# [What the task asks]
Among the lines of this listing, determine how many contain the string "under". Answer with the number only.
>> BEGIN
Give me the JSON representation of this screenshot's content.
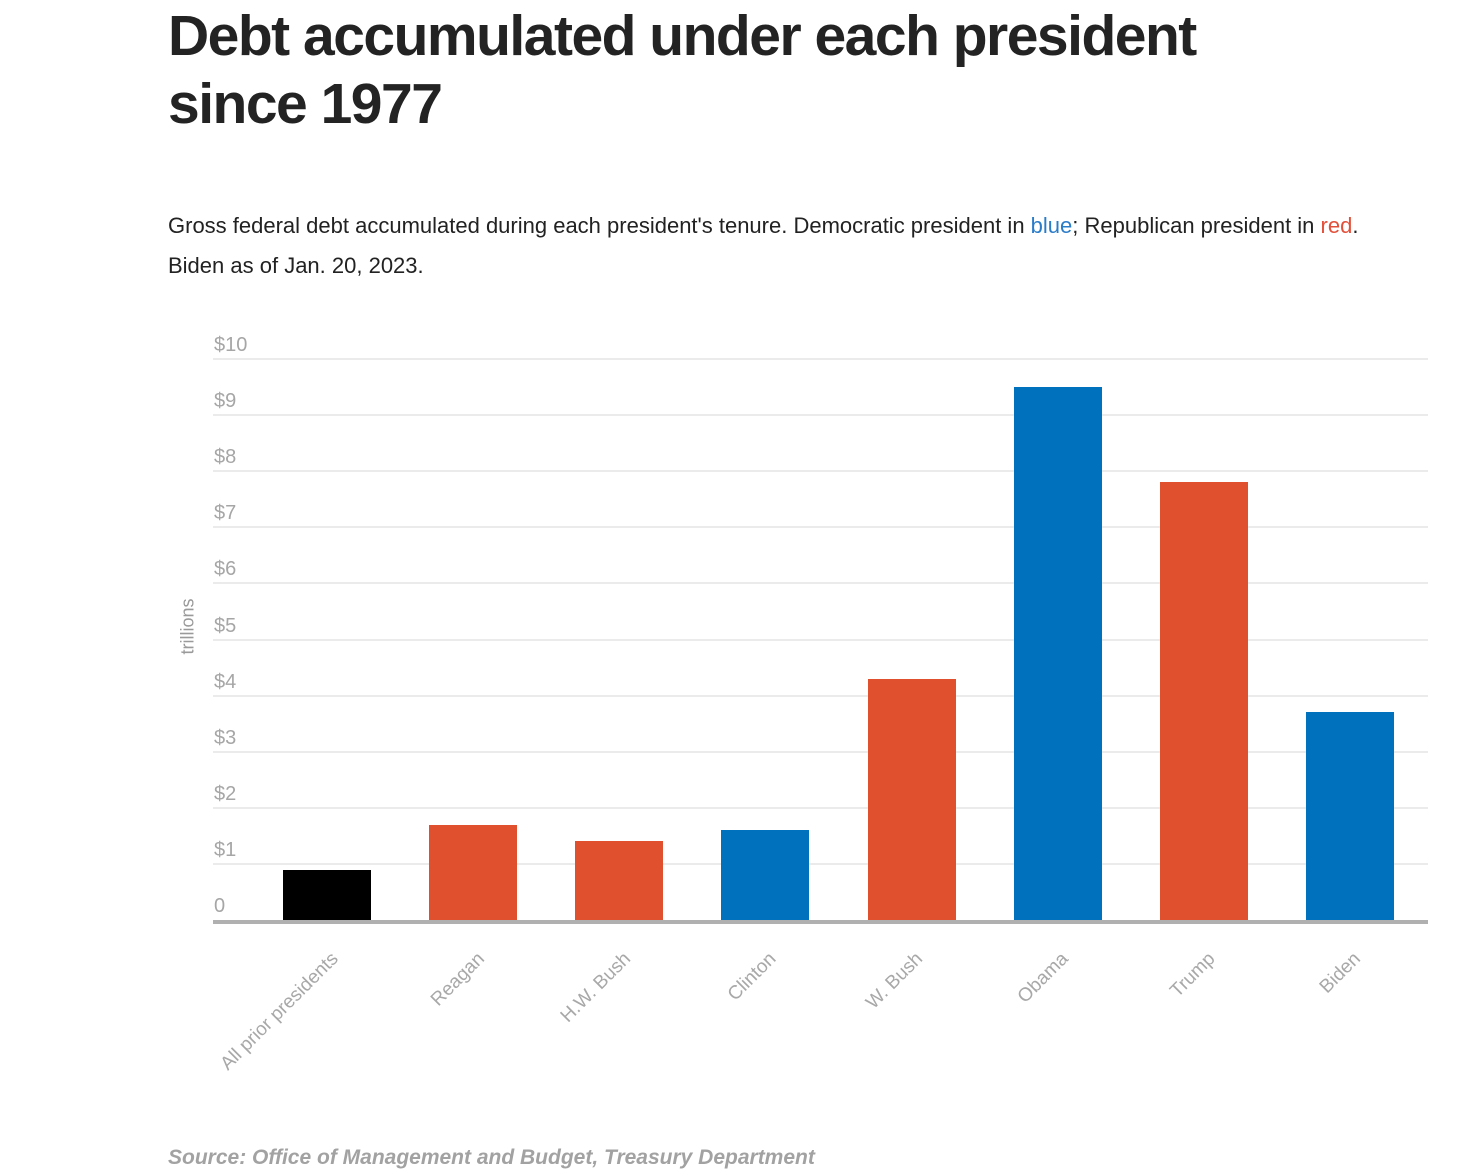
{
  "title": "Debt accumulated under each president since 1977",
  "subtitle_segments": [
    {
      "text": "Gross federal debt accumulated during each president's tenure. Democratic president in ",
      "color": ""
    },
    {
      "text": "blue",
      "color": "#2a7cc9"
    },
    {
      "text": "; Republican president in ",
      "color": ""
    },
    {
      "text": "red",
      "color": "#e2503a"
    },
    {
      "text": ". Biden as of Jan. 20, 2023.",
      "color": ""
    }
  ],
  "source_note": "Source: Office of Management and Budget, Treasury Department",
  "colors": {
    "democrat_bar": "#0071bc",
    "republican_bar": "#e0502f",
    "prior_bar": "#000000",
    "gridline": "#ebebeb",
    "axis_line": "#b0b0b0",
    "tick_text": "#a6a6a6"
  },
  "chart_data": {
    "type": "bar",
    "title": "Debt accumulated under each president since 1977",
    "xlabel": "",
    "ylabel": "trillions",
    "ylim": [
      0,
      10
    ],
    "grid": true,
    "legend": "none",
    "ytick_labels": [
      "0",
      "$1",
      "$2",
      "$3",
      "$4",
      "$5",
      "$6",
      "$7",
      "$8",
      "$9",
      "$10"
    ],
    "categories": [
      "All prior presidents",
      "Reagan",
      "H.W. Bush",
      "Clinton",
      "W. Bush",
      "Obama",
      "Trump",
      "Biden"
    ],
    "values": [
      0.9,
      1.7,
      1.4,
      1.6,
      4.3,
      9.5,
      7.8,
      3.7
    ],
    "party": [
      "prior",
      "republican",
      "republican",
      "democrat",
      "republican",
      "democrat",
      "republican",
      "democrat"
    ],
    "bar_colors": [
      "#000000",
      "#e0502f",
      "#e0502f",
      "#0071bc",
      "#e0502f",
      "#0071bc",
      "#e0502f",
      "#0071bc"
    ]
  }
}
>> END
# [Exercise response]
2